# Data lines
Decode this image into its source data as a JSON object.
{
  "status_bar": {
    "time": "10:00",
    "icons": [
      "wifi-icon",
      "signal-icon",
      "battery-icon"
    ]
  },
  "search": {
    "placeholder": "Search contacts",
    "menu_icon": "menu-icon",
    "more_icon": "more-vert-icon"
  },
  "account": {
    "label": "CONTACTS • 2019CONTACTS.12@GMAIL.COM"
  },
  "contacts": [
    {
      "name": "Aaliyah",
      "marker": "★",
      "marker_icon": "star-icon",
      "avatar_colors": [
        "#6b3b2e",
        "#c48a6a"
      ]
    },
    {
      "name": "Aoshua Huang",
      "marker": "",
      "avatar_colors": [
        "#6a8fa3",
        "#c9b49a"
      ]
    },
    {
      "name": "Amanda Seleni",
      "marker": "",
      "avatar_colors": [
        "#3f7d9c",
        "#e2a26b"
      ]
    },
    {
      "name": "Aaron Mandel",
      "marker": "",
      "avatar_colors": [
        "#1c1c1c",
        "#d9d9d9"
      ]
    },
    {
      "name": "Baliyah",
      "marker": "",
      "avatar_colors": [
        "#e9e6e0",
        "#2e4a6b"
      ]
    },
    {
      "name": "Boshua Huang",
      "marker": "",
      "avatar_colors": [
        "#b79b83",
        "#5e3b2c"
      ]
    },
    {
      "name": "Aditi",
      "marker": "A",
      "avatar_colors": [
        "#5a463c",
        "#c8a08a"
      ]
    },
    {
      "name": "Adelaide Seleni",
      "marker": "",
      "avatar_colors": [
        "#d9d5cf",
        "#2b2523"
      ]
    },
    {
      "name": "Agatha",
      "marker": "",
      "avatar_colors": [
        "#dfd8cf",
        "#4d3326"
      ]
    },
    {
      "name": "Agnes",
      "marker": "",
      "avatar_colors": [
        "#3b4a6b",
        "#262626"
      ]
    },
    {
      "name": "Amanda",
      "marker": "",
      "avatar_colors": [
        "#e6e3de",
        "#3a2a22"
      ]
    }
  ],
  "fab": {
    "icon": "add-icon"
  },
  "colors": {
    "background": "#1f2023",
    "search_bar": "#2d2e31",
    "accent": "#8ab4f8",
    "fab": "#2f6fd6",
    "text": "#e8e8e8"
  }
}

# Set exercise
Transcribe the material above in its entirety. Match it exactly.

# Response
Decode this image into its source data as a JSON object.
{
  "status_bar": {
    "time": "10:00",
    "icons": [
      "wifi-icon",
      "signal-icon",
      "battery-icon"
    ]
  },
  "search": {
    "placeholder": "Search contacts",
    "menu_icon": "menu-icon",
    "more_icon": "more-vert-icon"
  },
  "account": {
    "label": "CONTACTS • 2019CONTACTS.12@GMAIL.COM"
  },
  "contacts": [
    {
      "name": "Aaliyah",
      "marker": "★",
      "marker_icon": "star-icon",
      "avatar_colors": [
        "#6b3b2e",
        "#c48a6a"
      ]
    },
    {
      "name": "Aoshua Huang",
      "marker": "",
      "avatar_colors": [
        "#6a8fa3",
        "#c9b49a"
      ]
    },
    {
      "name": "Amanda Seleni",
      "marker": "",
      "avatar_colors": [
        "#3f7d9c",
        "#e2a26b"
      ]
    },
    {
      "name": "Aaron Mandel",
      "marker": "",
      "avatar_colors": [
        "#1c1c1c",
        "#d9d9d9"
      ]
    },
    {
      "name": "Baliyah",
      "marker": "",
      "avatar_colors": [
        "#e9e6e0",
        "#2e4a6b"
      ]
    },
    {
      "name": "Boshua Huang",
      "marker": "",
      "avatar_colors": [
        "#b79b83",
        "#5e3b2c"
      ]
    },
    {
      "name": "Aditi",
      "marker": "A",
      "avatar_colors": [
        "#5a463c",
        "#c8a08a"
      ]
    },
    {
      "name": "Adelaide Seleni",
      "marker": "",
      "avatar_colors": [
        "#d9d5cf",
        "#2b2523"
      ]
    },
    {
      "name": "Agatha",
      "marker": "",
      "avatar_colors": [
        "#dfd8cf",
        "#4d3326"
      ]
    },
    {
      "name": "Agnes",
      "marker": "",
      "avatar_colors": [
        "#3b4a6b",
        "#262626"
      ]
    },
    {
      "name": "Amanda",
      "marker": "",
      "avatar_colors": [
        "#e6e3de",
        "#3a2a22"
      ]
    }
  ],
  "fab": {
    "icon": "add-icon"
  },
  "colors": {
    "background": "#1f2023",
    "search_bar": "#2d2e31",
    "accent": "#8ab4f8",
    "fab": "#2f6fd6",
    "text": "#e8e8e8"
  }
}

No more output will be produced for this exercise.